● **EXERCISE BRIEF**
Search the material for the string "Libor" and copy each line where it occurs.
#### DATA SECTION
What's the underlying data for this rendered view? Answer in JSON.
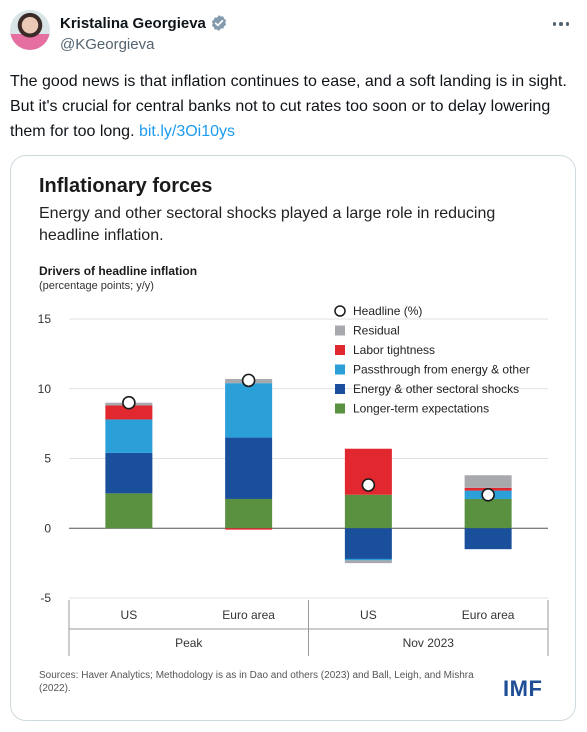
{
  "author": {
    "name": "Kristalina Georgieva",
    "handle": "@KGeorgieva"
  },
  "tweet": {
    "text": "The good news is that inflation continues to ease, and a soft landing is in sight. But it's crucial for central banks not to cut rates too soon or to delay lowering them for too long.",
    "link": "bit.ly/3Oi10ys"
  },
  "card": {
    "title": "Inflationary forces",
    "subtitle": "Energy and other sectoral shocks played a large role in reducing headline inflation.",
    "chart_label": "Drivers of headline inflation",
    "units": "(percentage points; y/y)",
    "sources": "Sources: Haver Analytics; Methodology is as in Dao and others (2023) and Ball, Leigh, and Mishra (2022).",
    "brand": "IMF"
  },
  "chart_data": {
    "type": "bar",
    "stacked": true,
    "categories": [
      "US",
      "Euro area",
      "US",
      "Euro area"
    ],
    "groups": [
      {
        "label": "Peak",
        "categories": [
          "US",
          "Euro area"
        ]
      },
      {
        "label": "Nov 2023",
        "categories": [
          "US",
          "Euro area"
        ]
      }
    ],
    "ylim": [
      -5,
      15
    ],
    "yticks": [
      -5,
      0,
      5,
      10,
      15
    ],
    "legend_position": "top-right",
    "series": [
      {
        "name": "Longer-term expectations",
        "color": "#5a9140",
        "values": [
          2.5,
          2.1,
          2.4,
          2.1
        ]
      },
      {
        "name": "Energy & other sectoral shocks",
        "color": "#1a4f9c",
        "values": [
          2.9,
          4.4,
          -2.2,
          -1.5
        ]
      },
      {
        "name": "Passthrough from energy & other",
        "color": "#2a9fd8",
        "values": [
          2.4,
          3.9,
          -0.1,
          0.6
        ]
      },
      {
        "name": "Labor tightness",
        "color": "#e0282e",
        "values": [
          1.0,
          -0.1,
          3.3,
          0.2
        ]
      },
      {
        "name": "Residual",
        "color": "#a8a9ad",
        "values": [
          0.2,
          0.3,
          -0.2,
          0.9
        ]
      }
    ],
    "headline": {
      "name": "Headline (%)",
      "values": [
        9.0,
        10.6,
        3.1,
        2.4
      ]
    }
  },
  "colors": {
    "link": "#1d9bf0",
    "brand": "#1f4e97",
    "verified": "#829aab"
  }
}
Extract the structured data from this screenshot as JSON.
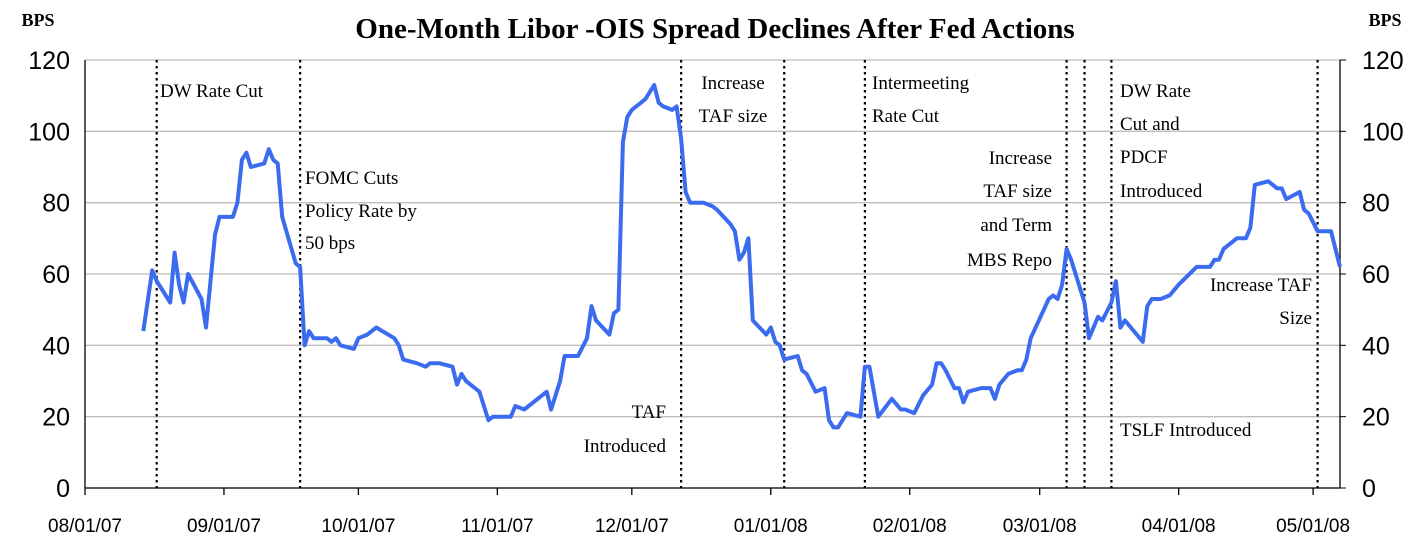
{
  "chart_data": {
    "type": "line",
    "title": "One-Month Libor -OIS Spread Declines After Fed Actions",
    "y_label": "BPS",
    "y2_label": "BPS",
    "xlim": [
      "08/01/07",
      "05/07/08"
    ],
    "xticks": [
      "08/01/07",
      "09/01/07",
      "10/01/07",
      "11/01/07",
      "12/01/07",
      "01/01/08",
      "02/01/08",
      "03/01/08",
      "04/01/08",
      "05/01/08"
    ],
    "ylim": [
      0,
      120
    ],
    "yticks": [
      0,
      20,
      40,
      60,
      80,
      100,
      120
    ],
    "y2lim": [
      0,
      120
    ],
    "y2ticks": [
      0,
      20,
      40,
      60,
      80,
      100,
      120
    ],
    "grid": true,
    "x": [
      "08/14/07",
      "08/16/07",
      "08/17/07",
      "08/20/07",
      "08/21/07",
      "08/22/07",
      "08/23/07",
      "08/24/07",
      "08/27/07",
      "08/28/07",
      "08/30/07",
      "08/31/07",
      "09/03/07",
      "09/04/07",
      "09/05/07",
      "09/06/07",
      "09/07/07",
      "09/10/07",
      "09/11/07",
      "09/12/07",
      "09/13/07",
      "09/14/07",
      "09/17/07",
      "09/18/07",
      "09/19/07",
      "09/20/07",
      "09/21/07",
      "09/24/07",
      "09/25/07",
      "09/26/07",
      "09/27/07",
      "09/30/07",
      "10/01/07",
      "10/03/07",
      "10/05/07",
      "10/09/07",
      "10/10/07",
      "10/11/07",
      "10/14/07",
      "10/16/07",
      "10/17/07",
      "10/19/07",
      "10/22/07",
      "10/23/07",
      "10/24/07",
      "10/25/07",
      "10/28/07",
      "10/30/07",
      "10/31/07",
      "11/02/07",
      "11/04/07",
      "11/05/07",
      "11/07/07",
      "11/12/07",
      "11/13/07",
      "11/15/07",
      "11/16/07",
      "11/19/07",
      "11/21/07",
      "11/22/07",
      "11/23/07",
      "11/26/07",
      "11/27/07",
      "11/28/07",
      "11/29/07",
      "11/30/07",
      "12/01/07",
      "12/03/07",
      "12/04/07",
      "12/06/07",
      "12/07/07",
      "12/08/07",
      "12/10/07",
      "12/11/07",
      "12/12/07",
      "12/13/07",
      "12/14/07",
      "12/17/07",
      "12/19/07",
      "12/20/07",
      "12/23/07",
      "12/24/07",
      "12/25/07",
      "12/26/07",
      "12/27/07",
      "12/28/07",
      "12/31/07",
      "01/01/08",
      "01/02/08",
      "01/03/08",
      "01/04/08",
      "01/07/08",
      "01/08/08",
      "01/09/08",
      "01/11/08",
      "01/13/08",
      "01/14/08",
      "01/15/08",
      "01/16/08",
      "01/18/08",
      "01/21/08",
      "01/22/08",
      "01/23/08",
      "01/25/08",
      "01/28/08",
      "01/30/08",
      "01/31/08",
      "02/02/08",
      "02/04/08",
      "02/06/08",
      "02/07/08",
      "02/08/08",
      "02/09/08",
      "02/11/08",
      "02/12/08",
      "02/13/08",
      "02/14/08",
      "02/17/08",
      "02/19/08",
      "02/20/08",
      "02/21/08",
      "02/23/08",
      "02/25/08",
      "02/26/08",
      "02/27/08",
      "02/28/08",
      "03/03/08",
      "03/04/08",
      "03/05/08",
      "03/06/08",
      "03/07/08",
      "03/08/08",
      "03/11/08",
      "03/12/08",
      "03/14/08",
      "03/15/08",
      "03/17/08",
      "03/18/08",
      "03/19/08",
      "03/20/08",
      "03/24/08",
      "03/25/08",
      "03/26/08",
      "03/28/08",
      "03/30/08",
      "04/01/08",
      "04/05/08",
      "04/08/08",
      "04/09/08",
      "04/10/08",
      "04/11/08",
      "04/14/08",
      "04/16/08",
      "04/17/08",
      "04/18/08",
      "04/21/08",
      "04/23/08",
      "04/24/08",
      "04/25/08",
      "04/28/08",
      "04/29/08",
      "04/30/08",
      "05/02/08",
      "05/05/08",
      "05/07/08"
    ],
    "series": [
      {
        "name": "One-Month Libor-OIS Spread",
        "color": "#3b6cf0",
        "values": [
          44,
          61,
          58,
          52,
          66,
          57,
          52,
          60,
          53,
          45,
          71,
          76,
          76,
          80,
          92,
          94,
          90,
          91,
          95,
          92,
          91,
          76,
          63,
          62,
          40,
          44,
          42,
          42,
          41,
          42,
          40,
          39,
          42,
          43,
          45,
          42,
          40,
          36,
          35,
          34,
          35,
          35,
          34,
          29,
          32,
          30,
          27,
          19,
          20,
          20,
          20,
          23,
          22,
          27,
          22,
          30,
          37,
          37,
          42,
          51,
          47,
          43,
          49,
          50,
          97,
          104,
          106,
          108,
          109,
          113,
          108,
          107,
          106,
          107,
          98,
          83,
          80,
          80,
          79,
          78,
          74,
          72,
          64,
          66,
          70,
          47,
          43,
          45,
          41,
          40,
          36,
          37,
          33,
          32,
          27,
          28,
          19,
          17,
          17,
          21,
          20,
          34,
          34,
          20,
          25,
          22,
          22,
          21,
          26,
          29,
          35,
          35,
          33,
          28,
          28,
          24,
          27,
          28,
          28,
          25,
          29,
          32,
          33,
          33,
          36,
          42,
          53,
          54,
          53,
          57,
          67,
          64,
          52,
          42,
          48,
          47,
          52,
          58,
          45,
          47,
          41,
          51,
          53,
          53,
          54,
          57,
          62,
          62,
          64,
          64,
          67,
          70,
          70,
          73,
          85,
          86,
          84,
          84,
          81,
          83,
          78,
          77,
          72,
          72,
          62
        ]
      }
    ],
    "events": [
      {
        "x": "08/17/07",
        "label": [
          "DW  Rate Cut"
        ]
      },
      {
        "x": "09/18/07",
        "label": [
          "FOMC Cuts",
          "Policy Rate by",
          "50 bps"
        ]
      },
      {
        "x": "12/12/07",
        "label": [
          "TAF",
          "Introduced"
        ]
      },
      {
        "x": "01/04/08",
        "label": [
          "Increase",
          "TAF size"
        ]
      },
      {
        "x": "01/22/08",
        "label": [
          "Intermeeting",
          "Rate Cut"
        ]
      },
      {
        "x": "03/07/08",
        "label": [
          "Increase",
          "TAF size",
          "and Term",
          "MBS Repo"
        ]
      },
      {
        "x": "03/11/08",
        "label": [
          "TSLF Introduced"
        ]
      },
      {
        "x": "03/17/08",
        "label": [
          "DW  Rate",
          "Cut and",
          "PDCF",
          "Introduced"
        ]
      },
      {
        "x": "05/02/08",
        "label": [
          "Increase TAF",
          "Size"
        ]
      }
    ]
  }
}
########
● **FINISHED EXERCISE**
    "title": "One-Month Libor -OIS Spread Declines After Fed Actions",
        "name": "One-Month Libor-OIS Spread",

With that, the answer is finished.